Using the entries that follow, count the lines containing the word "принятия" and give that number by itself.

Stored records
▬▬▬
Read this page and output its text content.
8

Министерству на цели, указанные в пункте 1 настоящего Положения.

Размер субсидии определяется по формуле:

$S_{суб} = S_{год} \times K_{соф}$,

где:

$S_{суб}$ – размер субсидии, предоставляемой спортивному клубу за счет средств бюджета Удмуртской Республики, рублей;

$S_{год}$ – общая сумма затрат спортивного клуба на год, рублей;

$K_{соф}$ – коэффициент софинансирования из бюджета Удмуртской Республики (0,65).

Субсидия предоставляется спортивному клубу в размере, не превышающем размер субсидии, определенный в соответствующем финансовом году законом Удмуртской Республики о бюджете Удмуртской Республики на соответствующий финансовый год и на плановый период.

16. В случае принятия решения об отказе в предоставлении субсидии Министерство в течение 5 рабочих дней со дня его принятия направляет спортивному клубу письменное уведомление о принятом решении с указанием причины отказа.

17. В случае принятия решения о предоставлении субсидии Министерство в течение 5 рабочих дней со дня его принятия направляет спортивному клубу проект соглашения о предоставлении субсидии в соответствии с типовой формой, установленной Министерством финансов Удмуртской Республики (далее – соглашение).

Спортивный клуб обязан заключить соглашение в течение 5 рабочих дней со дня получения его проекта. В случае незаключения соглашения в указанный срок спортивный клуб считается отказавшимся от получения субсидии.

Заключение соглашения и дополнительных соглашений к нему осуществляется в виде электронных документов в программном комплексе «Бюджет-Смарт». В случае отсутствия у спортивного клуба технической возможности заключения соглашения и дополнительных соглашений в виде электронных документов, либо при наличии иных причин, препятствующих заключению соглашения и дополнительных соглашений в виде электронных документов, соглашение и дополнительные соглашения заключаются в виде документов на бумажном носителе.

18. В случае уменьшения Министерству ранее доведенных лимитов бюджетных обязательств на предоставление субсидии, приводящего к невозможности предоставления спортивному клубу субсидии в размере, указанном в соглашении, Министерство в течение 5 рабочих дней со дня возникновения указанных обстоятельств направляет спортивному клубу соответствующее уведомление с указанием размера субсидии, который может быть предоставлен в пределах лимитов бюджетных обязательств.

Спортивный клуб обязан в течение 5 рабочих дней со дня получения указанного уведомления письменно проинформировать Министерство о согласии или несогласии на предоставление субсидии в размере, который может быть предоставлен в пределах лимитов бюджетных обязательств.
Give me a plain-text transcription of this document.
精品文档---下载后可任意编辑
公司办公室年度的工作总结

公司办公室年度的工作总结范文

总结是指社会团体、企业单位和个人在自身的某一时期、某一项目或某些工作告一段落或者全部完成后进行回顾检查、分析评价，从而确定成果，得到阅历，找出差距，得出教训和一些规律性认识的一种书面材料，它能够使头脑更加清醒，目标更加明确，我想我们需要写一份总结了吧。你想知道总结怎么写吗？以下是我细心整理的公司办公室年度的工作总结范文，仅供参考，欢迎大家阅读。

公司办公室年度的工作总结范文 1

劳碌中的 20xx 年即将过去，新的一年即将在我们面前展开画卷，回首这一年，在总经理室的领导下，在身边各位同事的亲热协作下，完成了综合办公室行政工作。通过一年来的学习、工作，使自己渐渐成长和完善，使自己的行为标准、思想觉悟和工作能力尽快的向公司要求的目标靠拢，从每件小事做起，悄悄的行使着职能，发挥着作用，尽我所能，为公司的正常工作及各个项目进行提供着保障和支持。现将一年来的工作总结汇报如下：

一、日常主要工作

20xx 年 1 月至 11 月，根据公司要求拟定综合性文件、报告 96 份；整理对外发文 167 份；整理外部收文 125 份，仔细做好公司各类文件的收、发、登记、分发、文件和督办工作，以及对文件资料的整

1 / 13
▬▬▬
### IN RESPONSE
2